*EXERCISE:*
Set out each line from the following listing that includes the word "browns".

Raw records
--- START ---
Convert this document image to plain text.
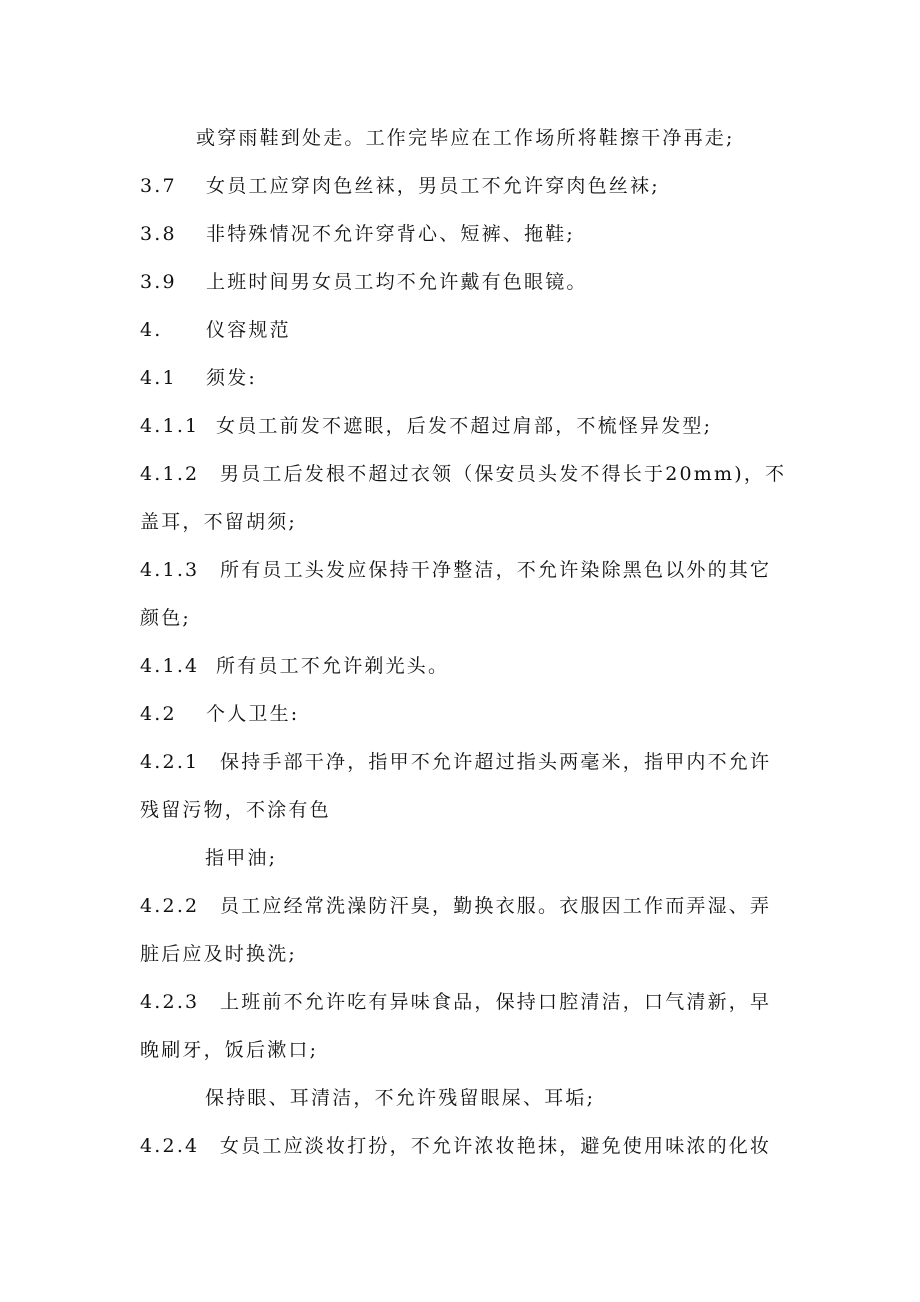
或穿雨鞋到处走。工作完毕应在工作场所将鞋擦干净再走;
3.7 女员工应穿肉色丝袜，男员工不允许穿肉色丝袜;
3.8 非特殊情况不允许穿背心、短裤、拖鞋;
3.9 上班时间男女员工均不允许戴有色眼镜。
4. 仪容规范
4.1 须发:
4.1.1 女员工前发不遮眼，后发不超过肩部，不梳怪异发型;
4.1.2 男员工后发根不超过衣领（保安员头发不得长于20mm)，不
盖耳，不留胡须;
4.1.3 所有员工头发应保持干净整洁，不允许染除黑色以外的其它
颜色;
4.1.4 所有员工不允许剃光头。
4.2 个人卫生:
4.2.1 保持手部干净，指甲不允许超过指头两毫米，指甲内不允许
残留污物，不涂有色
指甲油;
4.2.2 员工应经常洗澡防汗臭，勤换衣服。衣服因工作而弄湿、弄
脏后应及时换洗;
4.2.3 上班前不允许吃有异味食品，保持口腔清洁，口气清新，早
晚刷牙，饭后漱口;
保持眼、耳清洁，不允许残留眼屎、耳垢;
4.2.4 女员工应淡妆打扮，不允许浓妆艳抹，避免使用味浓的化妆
--- END ---
--- START ---
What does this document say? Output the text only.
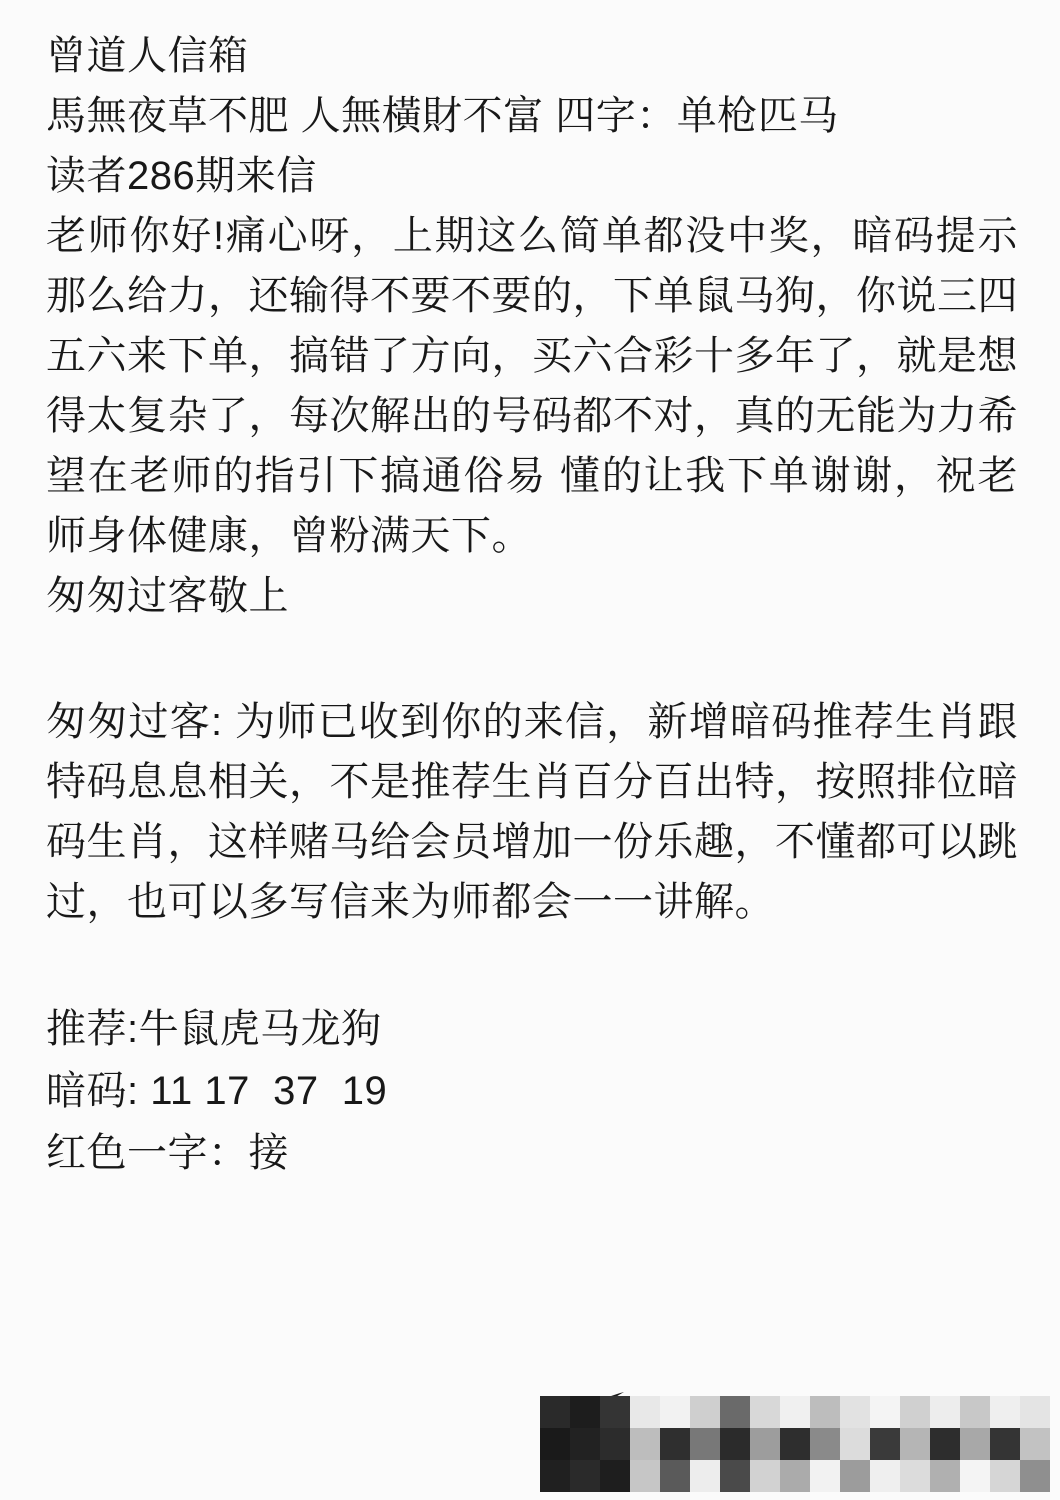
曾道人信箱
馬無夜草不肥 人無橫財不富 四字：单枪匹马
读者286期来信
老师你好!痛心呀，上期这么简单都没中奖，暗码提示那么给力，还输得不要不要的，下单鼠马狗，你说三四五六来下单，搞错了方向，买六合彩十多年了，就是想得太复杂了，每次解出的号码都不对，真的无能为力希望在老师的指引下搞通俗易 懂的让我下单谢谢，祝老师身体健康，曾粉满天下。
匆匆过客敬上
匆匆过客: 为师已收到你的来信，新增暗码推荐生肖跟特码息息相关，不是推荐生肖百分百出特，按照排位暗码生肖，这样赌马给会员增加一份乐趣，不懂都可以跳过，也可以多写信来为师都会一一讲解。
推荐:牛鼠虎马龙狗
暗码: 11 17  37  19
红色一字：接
--- END ---
--- START ---
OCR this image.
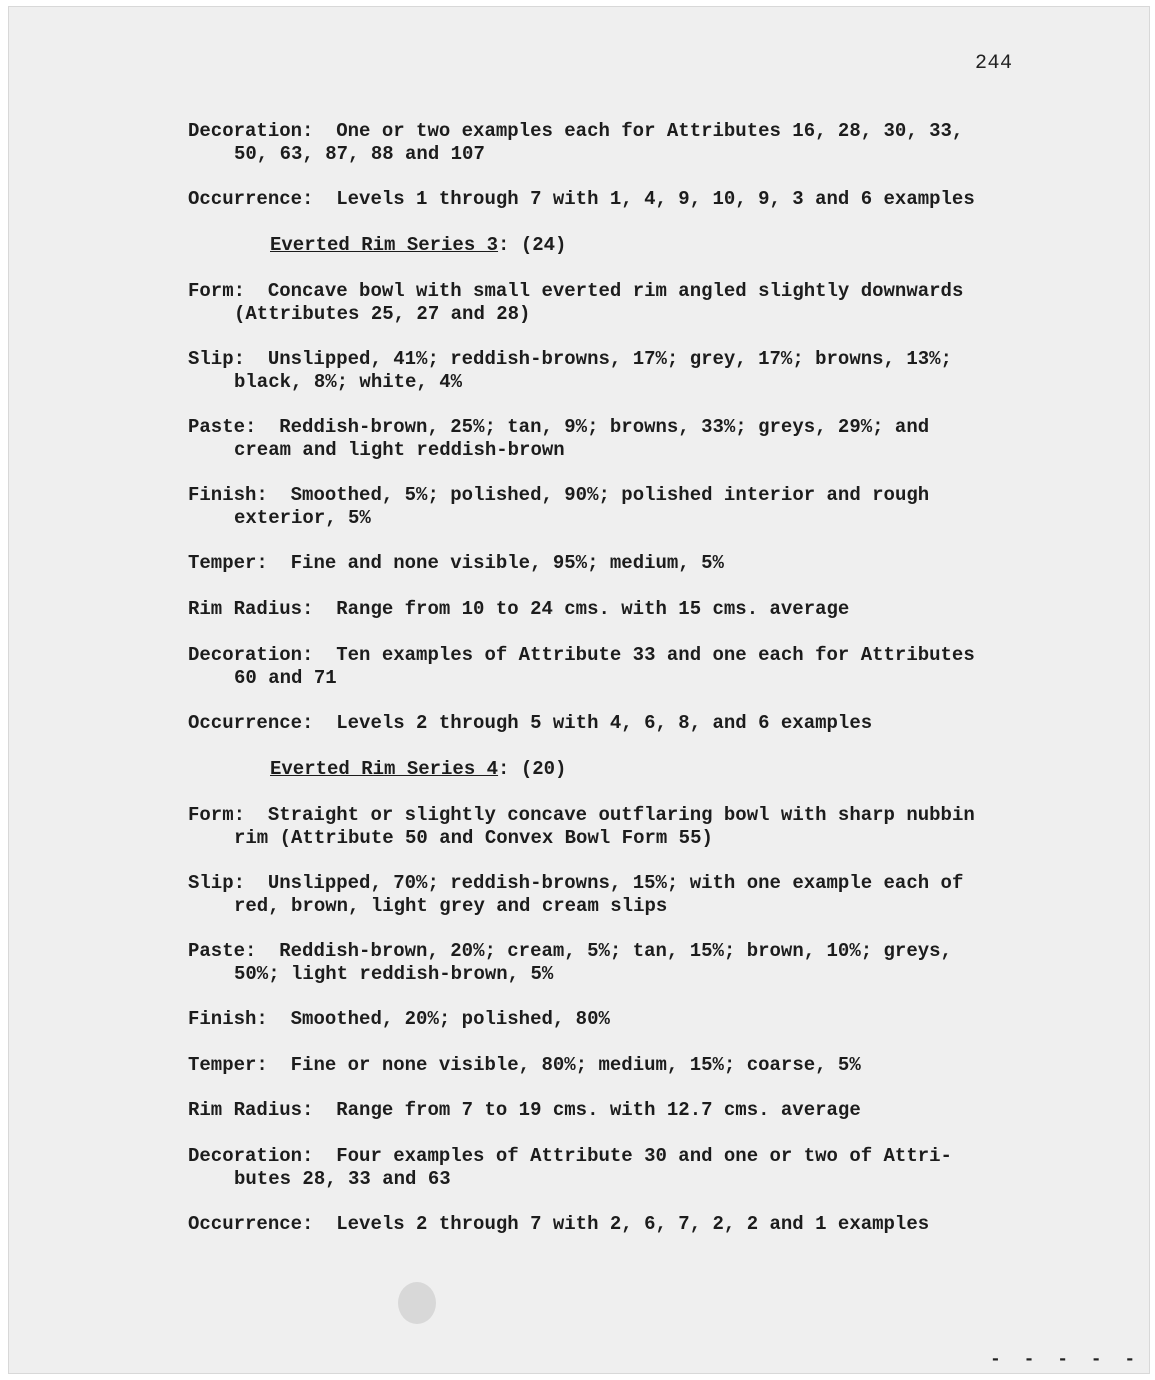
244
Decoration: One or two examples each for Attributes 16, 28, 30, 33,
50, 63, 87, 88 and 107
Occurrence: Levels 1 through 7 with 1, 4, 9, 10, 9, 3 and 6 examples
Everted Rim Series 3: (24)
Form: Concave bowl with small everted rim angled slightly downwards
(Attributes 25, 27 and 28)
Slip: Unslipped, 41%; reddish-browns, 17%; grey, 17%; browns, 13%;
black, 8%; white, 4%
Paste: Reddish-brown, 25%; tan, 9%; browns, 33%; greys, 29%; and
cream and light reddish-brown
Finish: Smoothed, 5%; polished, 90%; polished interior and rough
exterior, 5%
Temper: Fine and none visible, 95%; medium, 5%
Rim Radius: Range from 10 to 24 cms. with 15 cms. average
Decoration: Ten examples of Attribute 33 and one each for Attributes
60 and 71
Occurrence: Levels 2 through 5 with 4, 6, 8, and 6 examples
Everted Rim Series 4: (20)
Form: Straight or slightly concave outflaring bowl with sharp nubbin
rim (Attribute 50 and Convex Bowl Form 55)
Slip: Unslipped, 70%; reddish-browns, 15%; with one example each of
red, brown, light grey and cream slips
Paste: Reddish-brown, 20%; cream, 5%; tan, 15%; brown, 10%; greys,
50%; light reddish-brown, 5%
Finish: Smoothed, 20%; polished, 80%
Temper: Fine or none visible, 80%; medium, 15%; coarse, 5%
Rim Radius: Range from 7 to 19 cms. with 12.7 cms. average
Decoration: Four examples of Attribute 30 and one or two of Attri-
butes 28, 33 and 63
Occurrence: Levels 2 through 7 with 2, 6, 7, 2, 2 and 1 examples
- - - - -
--- END ---
*TASK RESULT:*
Slip: Unslipped, 41%; reddish-browns, 17%; grey, 17%; browns, 13%;
Paste: Reddish-brown, 25%; tan, 9%; browns, 33%; greys, 29%; and
Slip: Unslipped, 70%; reddish-browns, 15%; with one example each of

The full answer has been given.